[Dataset entries]
* Begin *

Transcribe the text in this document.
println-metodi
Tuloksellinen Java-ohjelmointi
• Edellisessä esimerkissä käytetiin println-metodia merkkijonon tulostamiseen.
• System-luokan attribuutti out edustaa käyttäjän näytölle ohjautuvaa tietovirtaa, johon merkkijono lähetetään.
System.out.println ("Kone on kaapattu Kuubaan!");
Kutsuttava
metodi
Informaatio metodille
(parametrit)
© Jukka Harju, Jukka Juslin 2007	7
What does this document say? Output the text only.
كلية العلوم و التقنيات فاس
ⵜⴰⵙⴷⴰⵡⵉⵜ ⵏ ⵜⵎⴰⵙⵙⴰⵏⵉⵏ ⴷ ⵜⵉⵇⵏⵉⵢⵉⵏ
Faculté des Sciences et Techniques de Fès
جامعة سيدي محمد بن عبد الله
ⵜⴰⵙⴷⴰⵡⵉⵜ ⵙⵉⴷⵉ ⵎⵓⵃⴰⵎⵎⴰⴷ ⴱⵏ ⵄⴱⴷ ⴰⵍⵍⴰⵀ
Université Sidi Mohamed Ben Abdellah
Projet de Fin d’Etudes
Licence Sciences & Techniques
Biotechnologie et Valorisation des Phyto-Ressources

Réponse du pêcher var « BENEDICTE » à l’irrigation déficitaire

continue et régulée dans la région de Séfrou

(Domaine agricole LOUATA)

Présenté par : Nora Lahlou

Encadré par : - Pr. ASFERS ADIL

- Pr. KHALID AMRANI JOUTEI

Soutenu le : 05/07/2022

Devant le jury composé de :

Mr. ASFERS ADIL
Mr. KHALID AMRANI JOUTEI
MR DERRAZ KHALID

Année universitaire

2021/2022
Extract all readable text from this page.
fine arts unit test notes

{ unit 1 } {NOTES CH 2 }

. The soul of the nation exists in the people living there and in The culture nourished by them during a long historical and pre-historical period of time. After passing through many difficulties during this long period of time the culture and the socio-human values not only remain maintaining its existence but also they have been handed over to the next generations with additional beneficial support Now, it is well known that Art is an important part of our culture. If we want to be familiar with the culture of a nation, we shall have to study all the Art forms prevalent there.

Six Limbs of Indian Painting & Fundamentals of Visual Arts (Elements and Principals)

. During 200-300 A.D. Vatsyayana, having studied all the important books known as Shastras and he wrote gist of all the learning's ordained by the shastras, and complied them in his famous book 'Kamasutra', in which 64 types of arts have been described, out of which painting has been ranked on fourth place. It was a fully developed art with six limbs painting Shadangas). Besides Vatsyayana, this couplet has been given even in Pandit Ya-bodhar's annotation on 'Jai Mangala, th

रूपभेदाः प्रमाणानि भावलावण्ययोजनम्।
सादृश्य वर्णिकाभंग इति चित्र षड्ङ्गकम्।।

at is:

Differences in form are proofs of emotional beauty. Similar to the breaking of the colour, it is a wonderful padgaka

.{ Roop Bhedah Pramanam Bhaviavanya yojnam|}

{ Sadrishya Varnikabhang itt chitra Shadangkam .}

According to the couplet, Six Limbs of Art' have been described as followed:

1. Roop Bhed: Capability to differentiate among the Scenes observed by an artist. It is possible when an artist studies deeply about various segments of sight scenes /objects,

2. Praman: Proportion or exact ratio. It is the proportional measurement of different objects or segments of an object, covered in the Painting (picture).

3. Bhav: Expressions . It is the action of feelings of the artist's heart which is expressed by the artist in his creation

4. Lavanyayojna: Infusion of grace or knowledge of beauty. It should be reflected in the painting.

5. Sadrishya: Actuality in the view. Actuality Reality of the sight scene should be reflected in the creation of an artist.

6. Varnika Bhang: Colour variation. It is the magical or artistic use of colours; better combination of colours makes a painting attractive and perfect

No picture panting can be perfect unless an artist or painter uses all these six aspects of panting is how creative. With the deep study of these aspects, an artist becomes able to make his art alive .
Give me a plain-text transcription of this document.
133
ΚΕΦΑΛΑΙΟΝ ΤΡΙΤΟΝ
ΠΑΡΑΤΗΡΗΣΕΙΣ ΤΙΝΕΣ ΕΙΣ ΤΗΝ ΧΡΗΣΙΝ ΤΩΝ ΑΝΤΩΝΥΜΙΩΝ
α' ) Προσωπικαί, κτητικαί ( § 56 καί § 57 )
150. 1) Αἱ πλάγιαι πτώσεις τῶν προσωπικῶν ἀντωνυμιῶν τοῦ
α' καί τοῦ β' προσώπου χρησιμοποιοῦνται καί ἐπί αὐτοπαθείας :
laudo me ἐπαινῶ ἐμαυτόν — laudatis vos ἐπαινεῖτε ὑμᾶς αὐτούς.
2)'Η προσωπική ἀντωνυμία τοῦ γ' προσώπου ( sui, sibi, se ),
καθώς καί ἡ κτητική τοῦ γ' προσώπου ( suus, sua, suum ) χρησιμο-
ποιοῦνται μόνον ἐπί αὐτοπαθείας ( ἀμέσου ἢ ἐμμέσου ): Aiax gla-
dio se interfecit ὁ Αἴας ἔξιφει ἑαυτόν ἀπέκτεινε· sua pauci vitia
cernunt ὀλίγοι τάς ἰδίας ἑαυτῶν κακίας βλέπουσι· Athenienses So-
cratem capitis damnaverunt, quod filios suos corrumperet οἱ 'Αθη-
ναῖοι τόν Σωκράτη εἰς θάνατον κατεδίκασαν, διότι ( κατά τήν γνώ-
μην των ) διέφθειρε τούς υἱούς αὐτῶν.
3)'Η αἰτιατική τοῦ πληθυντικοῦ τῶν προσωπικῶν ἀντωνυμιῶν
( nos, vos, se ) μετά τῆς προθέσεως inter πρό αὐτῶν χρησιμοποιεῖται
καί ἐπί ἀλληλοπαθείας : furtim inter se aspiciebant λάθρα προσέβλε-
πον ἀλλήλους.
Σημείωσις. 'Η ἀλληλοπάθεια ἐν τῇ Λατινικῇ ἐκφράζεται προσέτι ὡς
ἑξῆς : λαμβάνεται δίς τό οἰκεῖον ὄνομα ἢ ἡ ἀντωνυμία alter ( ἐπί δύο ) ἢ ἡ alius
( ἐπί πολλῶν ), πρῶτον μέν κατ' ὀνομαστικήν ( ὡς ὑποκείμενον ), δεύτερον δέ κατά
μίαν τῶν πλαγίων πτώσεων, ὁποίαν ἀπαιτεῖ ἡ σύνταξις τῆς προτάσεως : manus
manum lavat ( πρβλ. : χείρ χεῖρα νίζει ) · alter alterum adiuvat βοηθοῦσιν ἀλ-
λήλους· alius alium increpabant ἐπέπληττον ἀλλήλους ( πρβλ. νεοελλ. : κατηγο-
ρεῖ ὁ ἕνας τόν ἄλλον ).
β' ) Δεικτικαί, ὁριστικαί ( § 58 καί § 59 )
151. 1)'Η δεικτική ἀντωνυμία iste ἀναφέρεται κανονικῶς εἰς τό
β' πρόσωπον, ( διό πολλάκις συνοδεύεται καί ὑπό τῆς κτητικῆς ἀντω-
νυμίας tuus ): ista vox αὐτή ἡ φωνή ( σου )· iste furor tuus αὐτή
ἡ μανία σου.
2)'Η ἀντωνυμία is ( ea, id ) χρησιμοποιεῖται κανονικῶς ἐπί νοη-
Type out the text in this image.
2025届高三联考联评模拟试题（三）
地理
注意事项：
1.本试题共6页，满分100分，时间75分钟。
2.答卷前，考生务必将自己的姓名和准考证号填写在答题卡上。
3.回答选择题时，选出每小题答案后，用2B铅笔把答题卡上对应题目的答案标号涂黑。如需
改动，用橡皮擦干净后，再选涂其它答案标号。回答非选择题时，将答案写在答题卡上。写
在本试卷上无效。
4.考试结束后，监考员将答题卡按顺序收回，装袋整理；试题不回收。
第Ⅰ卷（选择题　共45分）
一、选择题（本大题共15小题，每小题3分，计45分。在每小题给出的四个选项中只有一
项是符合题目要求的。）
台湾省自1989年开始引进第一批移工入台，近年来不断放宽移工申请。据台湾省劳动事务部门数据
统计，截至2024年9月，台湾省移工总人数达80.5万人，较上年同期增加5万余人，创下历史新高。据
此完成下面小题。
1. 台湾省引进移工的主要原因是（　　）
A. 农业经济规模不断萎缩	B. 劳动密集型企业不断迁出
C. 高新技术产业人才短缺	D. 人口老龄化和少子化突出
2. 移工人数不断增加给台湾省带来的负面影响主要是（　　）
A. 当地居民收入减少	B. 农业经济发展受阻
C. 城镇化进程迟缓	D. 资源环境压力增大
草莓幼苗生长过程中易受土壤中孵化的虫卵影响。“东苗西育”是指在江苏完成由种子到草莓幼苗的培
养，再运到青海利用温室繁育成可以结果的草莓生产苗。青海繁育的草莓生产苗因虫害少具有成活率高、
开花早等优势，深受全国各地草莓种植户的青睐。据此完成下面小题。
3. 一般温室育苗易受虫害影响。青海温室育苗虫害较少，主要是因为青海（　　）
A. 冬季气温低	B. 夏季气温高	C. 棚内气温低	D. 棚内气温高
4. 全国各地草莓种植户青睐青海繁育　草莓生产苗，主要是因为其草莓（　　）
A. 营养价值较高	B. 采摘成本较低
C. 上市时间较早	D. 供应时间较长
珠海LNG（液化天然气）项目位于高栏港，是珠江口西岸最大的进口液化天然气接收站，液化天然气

* End *

### Task brief
Of the lines above, how many include the word "JOUTEI"? Reply with the number alone.

### The solution
2